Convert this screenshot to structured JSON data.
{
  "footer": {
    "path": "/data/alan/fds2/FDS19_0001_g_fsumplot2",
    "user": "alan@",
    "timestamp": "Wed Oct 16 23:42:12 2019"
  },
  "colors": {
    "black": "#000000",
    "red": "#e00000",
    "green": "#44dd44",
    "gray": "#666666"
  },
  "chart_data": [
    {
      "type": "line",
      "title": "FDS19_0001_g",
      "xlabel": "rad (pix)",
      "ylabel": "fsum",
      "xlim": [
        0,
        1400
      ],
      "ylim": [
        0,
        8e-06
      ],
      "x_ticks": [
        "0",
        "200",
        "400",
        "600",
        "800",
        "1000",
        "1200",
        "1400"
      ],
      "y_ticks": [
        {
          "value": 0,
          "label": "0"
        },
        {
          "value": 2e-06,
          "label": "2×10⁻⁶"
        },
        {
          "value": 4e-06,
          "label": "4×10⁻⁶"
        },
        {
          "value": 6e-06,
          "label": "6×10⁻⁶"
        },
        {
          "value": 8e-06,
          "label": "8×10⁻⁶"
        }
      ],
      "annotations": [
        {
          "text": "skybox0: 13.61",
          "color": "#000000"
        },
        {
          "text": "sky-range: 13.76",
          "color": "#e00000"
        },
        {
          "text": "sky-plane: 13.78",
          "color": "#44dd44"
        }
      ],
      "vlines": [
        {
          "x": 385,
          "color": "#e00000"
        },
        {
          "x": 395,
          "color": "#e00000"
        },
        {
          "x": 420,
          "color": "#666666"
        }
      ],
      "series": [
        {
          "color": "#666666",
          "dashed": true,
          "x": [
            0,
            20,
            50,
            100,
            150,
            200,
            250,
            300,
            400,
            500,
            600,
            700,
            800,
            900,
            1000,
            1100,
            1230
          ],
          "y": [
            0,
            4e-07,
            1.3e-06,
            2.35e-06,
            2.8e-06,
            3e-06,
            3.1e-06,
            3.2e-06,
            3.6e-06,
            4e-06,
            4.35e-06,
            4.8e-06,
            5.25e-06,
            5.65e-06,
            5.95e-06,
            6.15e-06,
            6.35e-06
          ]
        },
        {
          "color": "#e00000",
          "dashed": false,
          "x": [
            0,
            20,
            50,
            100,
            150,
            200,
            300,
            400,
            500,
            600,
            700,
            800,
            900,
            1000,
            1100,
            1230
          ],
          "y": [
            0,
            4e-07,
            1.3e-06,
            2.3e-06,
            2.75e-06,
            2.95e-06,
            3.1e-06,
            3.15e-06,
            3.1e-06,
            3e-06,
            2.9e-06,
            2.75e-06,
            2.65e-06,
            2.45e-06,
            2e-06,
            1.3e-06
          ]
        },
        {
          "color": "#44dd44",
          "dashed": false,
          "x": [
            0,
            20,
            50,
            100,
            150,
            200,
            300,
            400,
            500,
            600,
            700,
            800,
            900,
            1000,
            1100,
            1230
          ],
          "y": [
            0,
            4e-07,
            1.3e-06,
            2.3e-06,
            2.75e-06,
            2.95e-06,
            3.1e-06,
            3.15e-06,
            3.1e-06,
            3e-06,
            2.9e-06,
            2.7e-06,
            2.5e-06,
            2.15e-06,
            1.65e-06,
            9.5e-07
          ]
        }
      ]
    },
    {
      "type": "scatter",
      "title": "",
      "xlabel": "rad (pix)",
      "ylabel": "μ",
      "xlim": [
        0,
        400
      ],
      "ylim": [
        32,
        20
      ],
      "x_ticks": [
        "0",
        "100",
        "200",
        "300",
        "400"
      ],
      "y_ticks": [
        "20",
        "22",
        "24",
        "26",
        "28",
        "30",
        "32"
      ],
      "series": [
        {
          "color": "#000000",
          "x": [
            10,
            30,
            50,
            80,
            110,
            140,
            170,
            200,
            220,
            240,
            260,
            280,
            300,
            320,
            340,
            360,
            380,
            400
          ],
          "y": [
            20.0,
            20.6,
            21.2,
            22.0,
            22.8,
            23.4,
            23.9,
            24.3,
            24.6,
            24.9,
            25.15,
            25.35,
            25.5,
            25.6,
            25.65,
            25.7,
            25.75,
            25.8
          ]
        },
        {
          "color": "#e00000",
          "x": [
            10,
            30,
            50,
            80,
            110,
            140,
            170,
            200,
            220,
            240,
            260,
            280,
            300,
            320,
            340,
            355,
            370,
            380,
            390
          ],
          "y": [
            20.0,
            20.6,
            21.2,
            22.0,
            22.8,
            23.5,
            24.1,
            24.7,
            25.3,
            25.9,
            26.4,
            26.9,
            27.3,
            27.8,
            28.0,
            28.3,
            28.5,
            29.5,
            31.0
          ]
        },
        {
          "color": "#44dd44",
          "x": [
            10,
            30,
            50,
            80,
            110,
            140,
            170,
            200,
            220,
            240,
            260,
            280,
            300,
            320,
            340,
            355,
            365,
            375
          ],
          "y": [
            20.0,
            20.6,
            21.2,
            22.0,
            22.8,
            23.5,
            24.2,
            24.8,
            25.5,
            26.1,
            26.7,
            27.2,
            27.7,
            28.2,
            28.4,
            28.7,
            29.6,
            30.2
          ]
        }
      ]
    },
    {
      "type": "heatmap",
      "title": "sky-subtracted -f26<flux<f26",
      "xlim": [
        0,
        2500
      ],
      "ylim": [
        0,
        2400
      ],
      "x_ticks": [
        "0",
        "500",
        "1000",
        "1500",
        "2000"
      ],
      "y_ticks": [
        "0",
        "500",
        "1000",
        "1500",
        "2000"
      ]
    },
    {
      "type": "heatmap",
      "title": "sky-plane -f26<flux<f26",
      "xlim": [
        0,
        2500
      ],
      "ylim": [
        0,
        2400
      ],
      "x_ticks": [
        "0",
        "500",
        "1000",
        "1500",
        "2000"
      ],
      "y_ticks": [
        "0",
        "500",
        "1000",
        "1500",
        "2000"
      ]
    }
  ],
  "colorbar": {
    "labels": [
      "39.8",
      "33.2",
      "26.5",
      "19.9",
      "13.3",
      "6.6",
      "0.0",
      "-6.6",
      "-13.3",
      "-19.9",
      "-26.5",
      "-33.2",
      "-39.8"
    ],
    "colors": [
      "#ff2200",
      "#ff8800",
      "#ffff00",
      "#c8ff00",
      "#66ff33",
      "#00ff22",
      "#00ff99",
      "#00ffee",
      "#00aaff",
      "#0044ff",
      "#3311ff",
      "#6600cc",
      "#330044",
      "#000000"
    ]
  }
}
*-*-*
Problem description
Every line of the listing that holds "title" should be found and copied.

Finished exercise
      "title": "FDS19_0001_g",
      "title": "",
      "title": "sky-subtracted -f26<flux<f26",
      "title": "sky-plane -f26<flux<f26",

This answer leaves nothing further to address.